### Records from a dataset
::::::::

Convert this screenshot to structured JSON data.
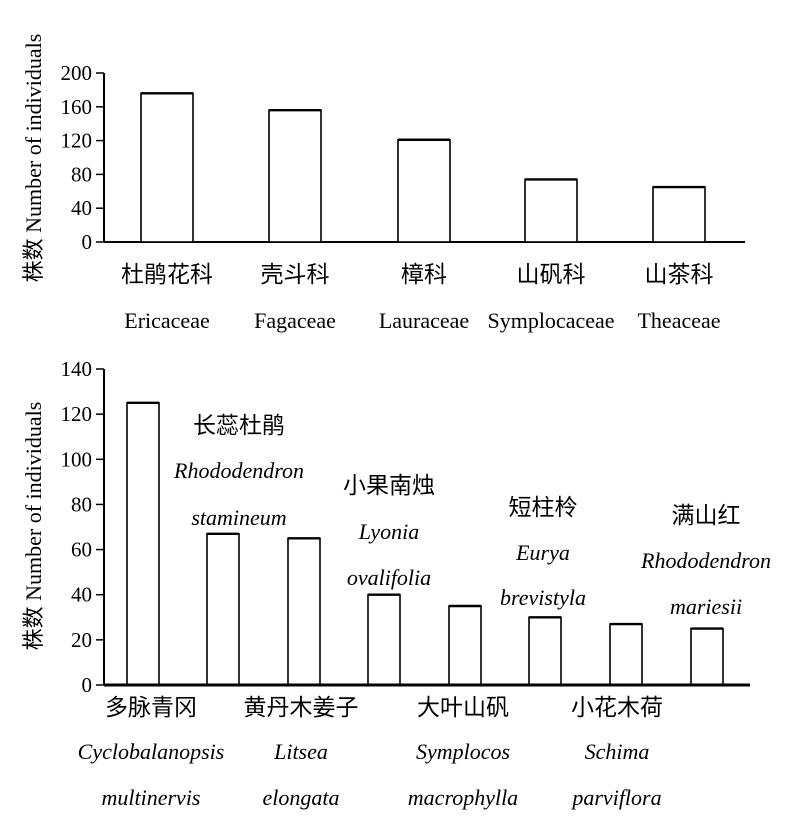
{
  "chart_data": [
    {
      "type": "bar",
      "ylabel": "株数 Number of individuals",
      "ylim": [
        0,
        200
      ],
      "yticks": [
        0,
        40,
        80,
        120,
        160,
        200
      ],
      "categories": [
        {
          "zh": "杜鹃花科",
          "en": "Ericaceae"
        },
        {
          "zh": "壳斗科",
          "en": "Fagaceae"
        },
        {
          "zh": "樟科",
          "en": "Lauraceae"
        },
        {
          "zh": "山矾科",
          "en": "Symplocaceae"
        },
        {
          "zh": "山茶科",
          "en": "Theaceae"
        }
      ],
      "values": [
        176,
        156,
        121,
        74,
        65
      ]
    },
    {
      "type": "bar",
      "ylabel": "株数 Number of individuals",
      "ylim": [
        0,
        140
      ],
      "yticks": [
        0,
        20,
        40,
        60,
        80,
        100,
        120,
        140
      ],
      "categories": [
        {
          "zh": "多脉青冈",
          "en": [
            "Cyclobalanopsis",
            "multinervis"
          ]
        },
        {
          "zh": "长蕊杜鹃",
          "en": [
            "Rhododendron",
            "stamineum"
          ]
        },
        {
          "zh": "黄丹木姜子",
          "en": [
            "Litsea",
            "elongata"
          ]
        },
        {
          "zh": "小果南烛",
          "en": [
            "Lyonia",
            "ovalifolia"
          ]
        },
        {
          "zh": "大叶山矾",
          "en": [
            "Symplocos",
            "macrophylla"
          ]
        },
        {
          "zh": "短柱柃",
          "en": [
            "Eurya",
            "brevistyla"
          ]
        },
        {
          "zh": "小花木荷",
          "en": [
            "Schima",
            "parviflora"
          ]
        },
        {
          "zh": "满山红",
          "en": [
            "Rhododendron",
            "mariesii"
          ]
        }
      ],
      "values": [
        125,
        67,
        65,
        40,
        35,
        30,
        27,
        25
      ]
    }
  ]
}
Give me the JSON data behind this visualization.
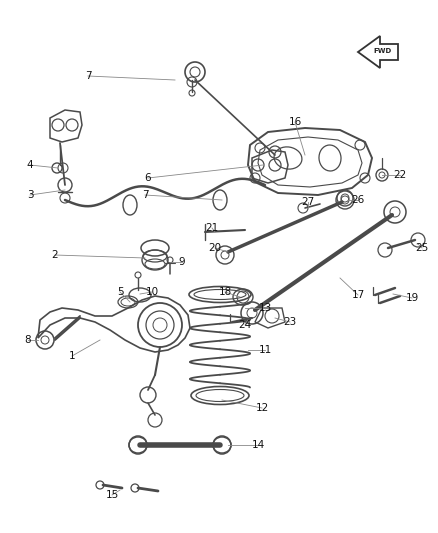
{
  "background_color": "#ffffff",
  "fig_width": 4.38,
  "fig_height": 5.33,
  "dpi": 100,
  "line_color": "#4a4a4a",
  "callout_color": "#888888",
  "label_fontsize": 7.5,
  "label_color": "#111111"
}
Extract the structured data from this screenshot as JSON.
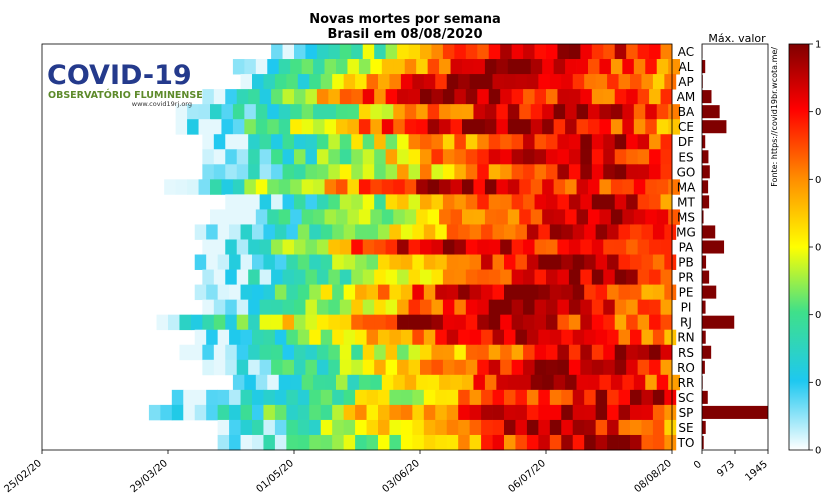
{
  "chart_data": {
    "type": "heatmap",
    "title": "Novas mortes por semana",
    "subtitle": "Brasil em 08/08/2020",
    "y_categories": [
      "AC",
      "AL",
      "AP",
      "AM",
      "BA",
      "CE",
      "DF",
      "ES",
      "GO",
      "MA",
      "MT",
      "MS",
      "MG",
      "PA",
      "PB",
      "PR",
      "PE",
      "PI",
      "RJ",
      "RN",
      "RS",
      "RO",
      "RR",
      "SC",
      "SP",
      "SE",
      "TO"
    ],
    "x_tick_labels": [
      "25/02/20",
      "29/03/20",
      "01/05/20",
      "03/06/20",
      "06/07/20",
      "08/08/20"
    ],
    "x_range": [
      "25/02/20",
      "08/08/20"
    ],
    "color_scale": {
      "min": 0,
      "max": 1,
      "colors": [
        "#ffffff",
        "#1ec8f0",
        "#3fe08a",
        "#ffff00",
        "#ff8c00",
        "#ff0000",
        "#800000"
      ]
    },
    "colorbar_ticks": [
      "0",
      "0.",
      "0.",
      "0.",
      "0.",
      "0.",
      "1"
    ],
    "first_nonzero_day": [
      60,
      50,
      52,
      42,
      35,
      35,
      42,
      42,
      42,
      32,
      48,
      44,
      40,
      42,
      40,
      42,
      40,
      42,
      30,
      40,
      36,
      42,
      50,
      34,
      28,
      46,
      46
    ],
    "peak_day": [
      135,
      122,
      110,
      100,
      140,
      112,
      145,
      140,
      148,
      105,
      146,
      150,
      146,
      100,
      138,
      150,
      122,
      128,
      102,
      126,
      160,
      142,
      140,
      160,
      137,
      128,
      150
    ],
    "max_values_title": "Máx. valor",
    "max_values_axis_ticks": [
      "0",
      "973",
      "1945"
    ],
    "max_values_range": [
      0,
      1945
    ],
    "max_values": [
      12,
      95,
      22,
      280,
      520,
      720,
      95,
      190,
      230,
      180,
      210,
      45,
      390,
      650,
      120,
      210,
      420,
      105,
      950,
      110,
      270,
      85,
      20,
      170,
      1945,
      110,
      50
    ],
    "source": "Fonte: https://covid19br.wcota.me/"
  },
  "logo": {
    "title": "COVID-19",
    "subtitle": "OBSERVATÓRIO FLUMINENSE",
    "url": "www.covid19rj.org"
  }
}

::::::::

### What you need to do
Give every line back word for word and leave the pictures out.

### Answer to this problem
Convert this screenshot to structured JSON data.
{
  "chart_data": [
    {
      "type": "bar",
      "ylabel": "株数 Number of individuals",
      "ylim": [
        0,
        200
      ],
      "yticks": [
        0,
        40,
        80,
        120,
        160,
        200
      ],
      "categories": [
        {
          "zh": "杜鹃花科",
          "en": "Ericaceae"
        },
        {
          "zh": "壳斗科",
          "en": "Fagaceae"
        },
        {
          "zh": "樟科",
          "en": "Lauraceae"
        },
        {
          "zh": "山矾科",
          "en": "Symplocaceae"
        },
        {
          "zh": "山茶科",
          "en": "Theaceae"
        }
      ],
      "values": [
        176,
        156,
        121,
        74,
        65
      ]
    },
    {
      "type": "bar",
      "ylabel": "株数 Number of individuals",
      "ylim": [
        0,
        140
      ],
      "yticks": [
        0,
        20,
        40,
        60,
        80,
        100,
        120,
        140
      ],
      "categories": [
        {
          "zh": "多脉青冈",
          "en": [
            "Cyclobalanopsis",
            "multinervis"
          ]
        },
        {
          "zh": "长蕊杜鹃",
          "en": [
            "Rhododendron",
            "stamineum"
          ]
        },
        {
          "zh": "黄丹木姜子",
          "en": [
            "Litsea",
            "elongata"
          ]
        },
        {
          "zh": "小果南烛",
          "en": [
            "Lyonia",
            "ovalifolia"
          ]
        },
        {
          "zh": "大叶山矾",
          "en": [
            "Symplocos",
            "macrophylla"
          ]
        },
        {
          "zh": "短柱柃",
          "en": [
            "Eurya",
            "brevistyla"
          ]
        },
        {
          "zh": "小花木荷",
          "en": [
            "Schima",
            "parviflora"
          ]
        },
        {
          "zh": "满山红",
          "en": [
            "Rhododendron",
            "mariesii"
          ]
        }
      ],
      "values": [
        125,
        67,
        65,
        40,
        35,
        30,
        27,
        25
      ]
    }
  ]
}
Give me the JSON data behind this visualization.
{
  "background_color": "#ffffff",
  "fig_width": 4.38,
  "fig_height": 5.33,
  "dpi": 100,
  "line_color": "#4a4a4a",
  "callout_color": "#888888",
  "label_fontsize": 7.5,
  "label_color": "#111111"
}
Extract the structured data from this screenshot as JSON.
{
  "chart_data": {
    "type": "heatmap",
    "title": "Novas mortes por semana",
    "subtitle": "Brasil em 08/08/2020",
    "y_categories": [
      "AC",
      "AL",
      "AP",
      "AM",
      "BA",
      "CE",
      "DF",
      "ES",
      "GO",
      "MA",
      "MT",
      "MS",
      "MG",
      "PA",
      "PB",
      "PR",
      "PE",
      "PI",
      "RJ",
      "RN",
      "RS",
      "RO",
      "RR",
      "SC",
      "SP",
      "SE",
      "TO"
    ],
    "x_tick_labels": [
      "25/02/20",
      "29/03/20",
      "01/05/20",
      "03/06/20",
      "06/07/20",
      "08/08/20"
    ],
    "x_range": [
      "25/02/20",
      "08/08/20"
    ],
    "color_scale": {
      "min": 0,
      "max": 1,
      "colors": [
        "#ffffff",
        "#1ec8f0",
        "#3fe08a",
        "#ffff00",
        "#ff8c00",
        "#ff0000",
        "#800000"
      ]
    },
    "colorbar_ticks": [
      "0",
      "0.",
      "0.",
      "0.",
      "0.",
      "0.",
      "1"
    ],
    "first_nonzero_day": [
      60,
      50,
      52,
      42,
      35,
      35,
      42,
      42,
      42,
      32,
      48,
      44,
      40,
      42,
      40,
      42,
      40,
      42,
      30,
      40,
      36,
      42,
      50,
      34,
      28,
      46,
      46
    ],
    "peak_day": [
      135,
      122,
      110,
      100,
      140,
      112,
      145,
      140,
      148,
      105,
      146,
      150,
      146,
      100,
      138,
      150,
      122,
      128,
      102,
      126,
      160,
      142,
      140,
      160,
      137,
      128,
      150
    ],
    "max_values_title": "Máx. valor",
    "max_values_axis_ticks": [
      "0",
      "973",
      "1945"
    ],
    "max_values_range": [
      0,
      1945
    ],
    "max_values": [
      12,
      95,
      22,
      280,
      520,
      720,
      95,
      190,
      230,
      180,
      210,
      45,
      390,
      650,
      120,
      210,
      420,
      105,
      950,
      110,
      270,
      85,
      20,
      170,
      1945,
      110,
      50
    ],
    "source": "Fonte: https://covid19br.wcota.me/"
  },
  "logo": {
    "title": "COVID-19",
    "subtitle": "OBSERVATÓRIO FLUMINENSE",
    "url": "www.covid19rj.org"
  }
}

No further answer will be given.